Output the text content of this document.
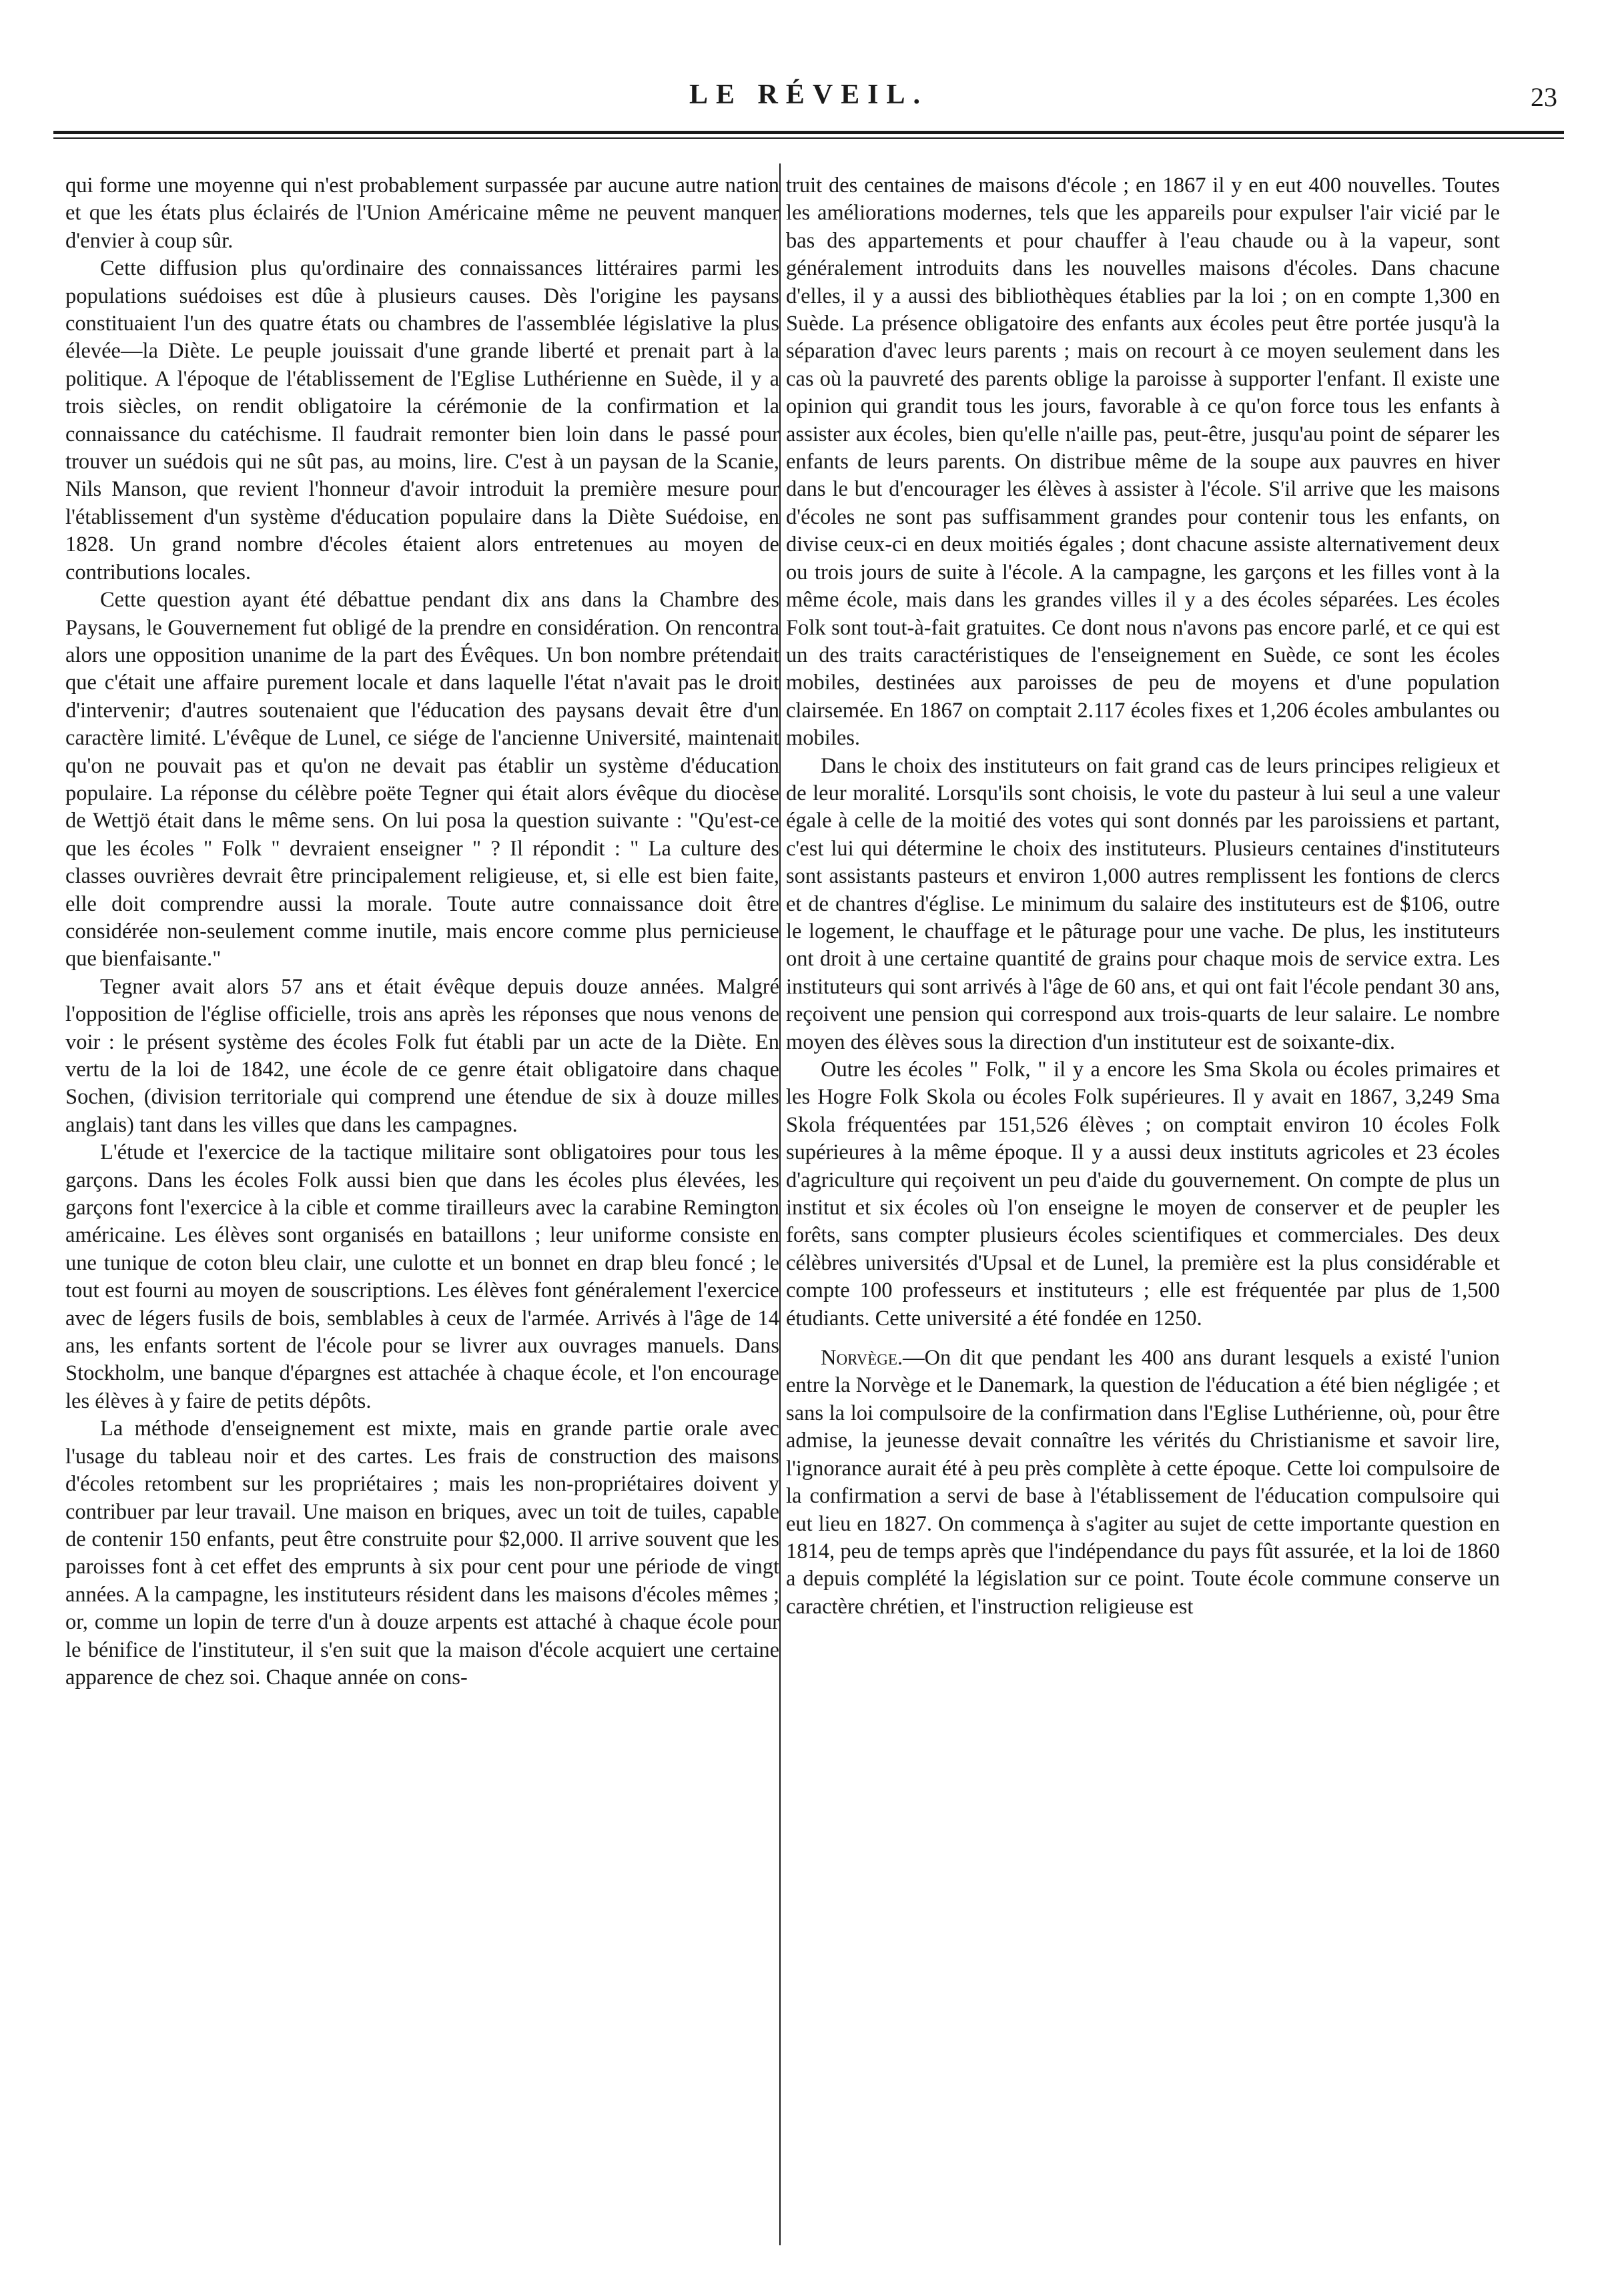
LE RÉVEIL.	23

qui forme une moyenne qui n'est probablement surpassée par aucune autre nation et que les états plus éclairés de l'Union Américaine même ne peuvent manquer d'envier à coup sûr.

Cette diffusion plus qu'ordinaire des connaissances littéraires parmi les populations suédoises est dûe à plusieurs causes. Dès l'origine les paysans constituaient l'un des quatre états ou chambres de l'assemblée législative la plus élevée—la Diète. Le peuple jouissait d'une grande liberté et prenait part à la politique. A l'époque de l'établissement de l'Eglise Luthérienne en Suède, il y a trois siècles, on rendit obligatoire la cérémonie de la confirmation et la connaissance du catéchisme. Il faudrait remonter bien loin dans le passé pour trouver un suédois qui ne sût pas, au moins, lire. C'est à un paysan de la Scanie, Nils Manson, que revient l'honneur d'avoir introduit la première mesure pour l'établissement d'un système d'éducation populaire dans la Diète Suédoise, en 1828. Un grand nombre d'écoles étaient alors entretenues au moyen de contributions locales.

Cette question ayant été débattue pendant dix ans dans la Chambre des Paysans, le Gouvernement fut obligé de la prendre en considération. On rencontra alors une opposition unanime de la part des Évêques. Un bon nombre prétendait que c'était une affaire purement locale et dans laquelle l'état n'avait pas le droit d'intervenir; d'autres soutenaient que l'éducation des paysans devait être d'un caractère limité. L'évêque de Lunel, ce siége de l'ancienne Université, maintenait qu'on ne pouvait pas et qu'on ne devait pas établir un système d'éducation populaire. La réponse du célèbre poëte Tegner qui était alors évêque du diocèse de Wettjö était dans le même sens. On lui posa la question suivante : "Qu'est-ce que les écoles " Folk " devraient enseigner " ? Il répondit : " La culture des classes ouvrières devrait être principalement religieuse, et, si elle est bien faite, elle doit comprendre aussi la morale. Toute autre connaissance doit être considérée non-seulement comme inutile, mais encore comme plus pernicieuse que bienfaisante."

Tegner avait alors 57 ans et était évêque depuis douze années. Malgré l'opposition de l'église officielle, trois ans après les réponses que nous venons de voir : le présent système des écoles Folk fut établi par un acte de la Diète. En vertu de la loi de 1842, une école de ce genre était obligatoire dans chaque Sochen, (division territoriale qui comprend une étendue de six à douze milles anglais) tant dans les villes que dans les campagnes.

L'étude et l'exercice de la tactique militaire sont obligatoires pour tous les garçons. Dans les écoles Folk aussi bien que dans les écoles plus élevées, les garçons font l'exercice à la cible et comme tirailleurs avec la carabine Remington américaine. Les élèves sont organisés en bataillons ; leur uniforme consiste en une tunique de coton bleu clair, une culotte et un bonnet en drap bleu foncé ; le tout est fourni au moyen de souscriptions. Les élèves font généralement l'exercice avec de légers fusils de bois, semblables à ceux de l'armée. Arrivés à l'âge de 14 ans, les enfants sortent de l'école pour se livrer aux ouvrages manuels. Dans Stockholm, une banque d'épargnes est attachée à chaque école, et l'on encourage les élèves à y faire de petits dépôts.

La méthode d'enseignement est mixte, mais en grande partie orale avec l'usage du tableau noir et des cartes. Les frais de construction des maisons d'écoles retombent sur les propriétaires ; mais les non-propriétaires doivent y contribuer par leur travail. Une maison en briques, avec un toit de tuiles, capable de contenir 150 enfants, peut être construite pour $2,000. Il arrive souvent que les paroisses font à cet effet des emprunts à six pour cent pour une période de vingt années. A la campagne, les instituteurs résident dans les maisons d'écoles mêmes ; or, comme un lopin de terre d'un à douze arpents est attaché à chaque école pour le bénifice de l'instituteur, il s'en suit que la maison d'école acquiert une certaine apparence de chez soi. Chaque année on cons-

truit des centaines de maisons d'école ; en 1867 il y en eut 400 nouvelles. Toutes les améliorations modernes, tels que les appareils pour expulser l'air vicié par le bas des appartements et pour chauffer à l'eau chaude ou à la vapeur, sont généralement introduits dans les nouvelles maisons d'écoles. Dans chacune d'elles, il y a aussi des bibliothèques établies par la loi ; on en compte 1,300 en Suède. La présence obligatoire des enfants aux écoles peut être portée jusqu'à la séparation d'avec leurs parents ; mais on recourt à ce moyen seulement dans les cas où la pauvreté des parents oblige la paroisse à supporter l'enfant. Il existe une opinion qui grandit tous les jours, favorable à ce qu'on force tous les enfants à assister aux écoles, bien qu'elle n'aille pas, peut-être, jusqu'au point de séparer les enfants de leurs parents. On distribue même de la soupe aux pauvres en hiver dans le but d'encourager les élèves à assister à l'école. S'il arrive que les maisons d'écoles ne sont pas suffisamment grandes pour contenir tous les enfants, on divise ceux-ci en deux moitiés égales ; dont chacune assiste alternativement deux ou trois jours de suite à l'école. A la campagne, les garçons et les filles vont à la même école, mais dans les grandes villes il y a des écoles séparées. Les écoles Folk sont tout-à-fait gratuites. Ce dont nous n'avons pas encore parlé, et ce qui est un des traits caractéristiques de l'enseignement en Suède, ce sont les écoles mobiles, destinées aux paroisses de peu de moyens et d'une population clairsemée. En 1867 on comptait 2.117 écoles fixes et 1,206 écoles ambulantes ou mobiles.

Dans le choix des instituteurs on fait grand cas de leurs principes religieux et de leur moralité. Lorsqu'ils sont choisis, le vote du pasteur à lui seul a une valeur égale à celle de la moitié des votes qui sont donnés par les paroissiens et partant, c'est lui qui détermine le choix des instituteurs. Plusieurs centaines d'instituteurs sont assistants pasteurs et environ 1,000 autres remplissent les fontions de clercs et de chantres d'église. Le minimum du salaire des instituteurs est de $106, outre le logement, le chauffage et le pâturage pour une vache. De plus, les instituteurs ont droit à une certaine quantité de grains pour chaque mois de service extra. Les instituteurs qui sont arrivés à l'âge de 60 ans, et qui ont fait l'école pendant 30 ans, reçoivent une pension qui correspond aux trois-quarts de leur salaire. Le nombre moyen des élèves sous la direction d'un instituteur est de soixante-dix.

Outre les écoles " Folk, " il y a encore les Sma Skola ou écoles primaires et les Hogre Folk Skola ou écoles Folk supérieures. Il y avait en 1867, 3,249 Sma Skola fréquentées par 151,526 élèves ; on comptait environ 10 écoles Folk supérieures à la même époque. Il y a aussi deux instituts agricoles et 23 écoles d'agriculture qui reçoivent un peu d'aide du gouvernement. On compte de plus un institut et six écoles où l'on enseigne le moyen de conserver et de peupler les forêts, sans compter plusieurs écoles scientifiques et commerciales. Des deux célèbres universités d'Upsal et de Lunel, la première est la plus considérable et compte 100 professeurs et instituteurs ; elle est fréquentée par plus de 1,500 étudiants. Cette université a été fondée en 1250.

Norvège.—On dit que pendant les 400 ans durant lesquels a existé l'union entre la Norvège et le Danemark, la question de l'éducation a été bien négligée ; et sans la loi compulsoire de la confirmation dans l'Eglise Luthérienne, où, pour être admise, la jeunesse devait connaître les vérités du Christianisme et savoir lire, l'ignorance aurait été à peu près complète à cette époque. Cette loi compulsoire de la confirmation a servi de base à l'établissement de l'éducation compulsoire qui eut lieu en 1827. On commença à s'agiter au sujet de cette importante question en 1814, peu de temps après que l'indépendance du pays fût assurée, et la loi de 1860 a depuis complété la législation sur ce point. Toute école commune conserve un caractère chrétien, et l'instruction religieuse est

* **Instructions for the task**: All records should be output exactly, with the pictures left out.

* **Exercise solution**:
Output the text content of this document.
LE RÉVEIL.	23

qui forme une moyenne qui n'est probablement surpassée par aucune autre nation et que les états plus éclairés de l'Union Américaine même ne peuvent manquer d'envier à coup sûr.

Cette diffusion plus qu'ordinaire des connaissances littéraires parmi les populations suédoises est dûe à plusieurs causes. Dès l'origine les paysans constituaient l'un des quatre états ou chambres de l'assemblée législative la plus élevée—la Diète. Le peuple jouissait d'une grande liberté et prenait part à la politique. A l'époque de l'établissement de l'Eglise Luthérienne en Suède, il y a trois siècles, on rendit obligatoire la cérémonie de la confirmation et la connaissance du catéchisme. Il faudrait remonter bien loin dans le passé pour trouver un suédois qui ne sût pas, au moins, lire. C'est à un paysan de la Scanie, Nils Manson, que revient l'honneur d'avoir introduit la première mesure pour l'établissement d'un système d'éducation populaire dans la Diète Suédoise, en 1828. Un grand nombre d'écoles étaient alors entretenues au moyen de contributions locales.

Cette question ayant été débattue pendant dix ans dans la Chambre des Paysans, le Gouvernement fut obligé de la prendre en considération. On rencontra alors une opposition unanime de la part des Évêques. Un bon nombre prétendait que c'était une affaire purement locale et dans laquelle l'état n'avait pas le droit d'intervenir; d'autres soutenaient que l'éducation des paysans devait être d'un caractère limité. L'évêque de Lunel, ce siége de l'ancienne Université, maintenait qu'on ne pouvait pas et qu'on ne devait pas établir un système d'éducation populaire. La réponse du célèbre poëte Tegner qui était alors évêque du diocèse de Wettjö était dans le même sens. On lui posa la question suivante : "Qu'est-ce que les écoles " Folk " devraient enseigner " ? Il répondit : " La culture des classes ouvrières devrait être principalement religieuse, et, si elle est bien faite, elle doit comprendre aussi la morale. Toute autre connaissance doit être considérée non-seulement comme inutile, mais encore comme plus pernicieuse que bienfaisante."

Tegner avait alors 57 ans et était évêque depuis douze années. Malgré l'opposition de l'église officielle, trois ans après les réponses que nous venons de voir : le présent système des écoles Folk fut établi par un acte de la Diète. En vertu de la loi de 1842, une école de ce genre était obligatoire dans chaque Sochen, (division territoriale qui comprend une étendue de six à douze milles anglais) tant dans les villes que dans les campagnes.

L'étude et l'exercice de la tactique militaire sont obligatoires pour tous les garçons. Dans les écoles Folk aussi bien que dans les écoles plus élevées, les garçons font l'exercice à la cible et comme tirailleurs avec la carabine Remington américaine. Les élèves sont organisés en bataillons ; leur uniforme consiste en une tunique de coton bleu clair, une culotte et un bonnet en drap bleu foncé ; le tout est fourni au moyen de souscriptions. Les élèves font généralement l'exercice avec de légers fusils de bois, semblables à ceux de l'armée. Arrivés à l'âge de 14 ans, les enfants sortent de l'école pour se livrer aux ouvrages manuels. Dans Stockholm, une banque d'épargnes est attachée à chaque école, et l'on encourage les élèves à y faire de petits dépôts.

La méthode d'enseignement est mixte, mais en grande partie orale avec l'usage du tableau noir et des cartes. Les frais de construction des maisons d'écoles retombent sur les propriétaires ; mais les non-propriétaires doivent y contribuer par leur travail. Une maison en briques, avec un toit de tuiles, capable de contenir 150 enfants, peut être construite pour $2,000. Il arrive souvent que les paroisses font à cet effet des emprunts à six pour cent pour une période de vingt années. A la campagne, les instituteurs résident dans les maisons d'écoles mêmes ; or, comme un lopin de terre d'un à douze arpents est attaché à chaque école pour le bénifice de l'instituteur, il s'en suit que la maison d'école acquiert une certaine apparence de chez soi. Chaque année on cons-

truit des centaines de maisons d'école ; en 1867 il y en eut 400 nouvelles. Toutes les améliorations modernes, tels que les appareils pour expulser l'air vicié par le bas des appartements et pour chauffer à l'eau chaude ou à la vapeur, sont généralement introduits dans les nouvelles maisons d'écoles. Dans chacune d'elles, il y a aussi des bibliothèques établies par la loi ; on en compte 1,300 en Suède. La présence obligatoire des enfants aux écoles peut être portée jusqu'à la séparation d'avec leurs parents ; mais on recourt à ce moyen seulement dans les cas où la pauvreté des parents oblige la paroisse à supporter l'enfant. Il existe une opinion qui grandit tous les jours, favorable à ce qu'on force tous les enfants à assister aux écoles, bien qu'elle n'aille pas, peut-être, jusqu'au point de séparer les enfants de leurs parents. On distribue même de la soupe aux pauvres en hiver dans le but d'encourager les élèves à assister à l'école. S'il arrive que les maisons d'écoles ne sont pas suffisamment grandes pour contenir tous les enfants, on divise ceux-ci en deux moitiés égales ; dont chacune assiste alternativement deux ou trois jours de suite à l'école. A la campagne, les garçons et les filles vont à la même école, mais dans les grandes villes il y a des écoles séparées. Les écoles Folk sont tout-à-fait gratuites. Ce dont nous n'avons pas encore parlé, et ce qui est un des traits caractéristiques de l'enseignement en Suède, ce sont les écoles mobiles, destinées aux paroisses de peu de moyens et d'une population clairsemée. En 1867 on comptait 2.117 écoles fixes et 1,206 écoles ambulantes ou mobiles.

Dans le choix des instituteurs on fait grand cas de leurs principes religieux et de leur moralité. Lorsqu'ils sont choisis, le vote du pasteur à lui seul a une valeur égale à celle de la moitié des votes qui sont donnés par les paroissiens et partant, c'est lui qui détermine le choix des instituteurs. Plusieurs centaines d'instituteurs sont assistants pasteurs et environ 1,000 autres remplissent les fontions de clercs et de chantres d'église. Le minimum du salaire des instituteurs est de $106, outre le logement, le chauffage et le pâturage pour une vache. De plus, les instituteurs ont droit à une certaine quantité de grains pour chaque mois de service extra. Les instituteurs qui sont arrivés à l'âge de 60 ans, et qui ont fait l'école pendant 30 ans, reçoivent une pension qui correspond aux trois-quarts de leur salaire. Le nombre moyen des élèves sous la direction d'un instituteur est de soixante-dix.

Outre les écoles " Folk, " il y a encore les Sma Skola ou écoles primaires et les Hogre Folk Skola ou écoles Folk supérieures. Il y avait en 1867, 3,249 Sma Skola fréquentées par 151,526 élèves ; on comptait environ 10 écoles Folk supérieures à la même époque. Il y a aussi deux instituts agricoles et 23 écoles d'agriculture qui reçoivent un peu d'aide du gouvernement. On compte de plus un institut et six écoles où l'on enseigne le moyen de conserver et de peupler les forêts, sans compter plusieurs écoles scientifiques et commerciales. Des deux célèbres universités d'Upsal et de Lunel, la première est la plus considérable et compte 100 professeurs et instituteurs ; elle est fréquentée par plus de 1,500 étudiants. Cette université a été fondée en 1250.

Norvège.—On dit que pendant les 400 ans durant lesquels a existé l'union entre la Norvège et le Danemark, la question de l'éducation a été bien négligée ; et sans la loi compulsoire de la confirmation dans l'Eglise Luthérienne, où, pour être admise, la jeunesse devait connaître les vérités du Christianisme et savoir lire, l'ignorance aurait été à peu près complète à cette époque. Cette loi compulsoire de la confirmation a servi de base à l'établissement de l'éducation compulsoire qui eut lieu en 1827. On commença à s'agiter au sujet de cette importante question en 1814, peu de temps après que l'indépendance du pays fût assurée, et la loi de 1860 a depuis complété la législation sur ce point. Toute école commune conserve un caractère chrétien, et l'instruction religieuse est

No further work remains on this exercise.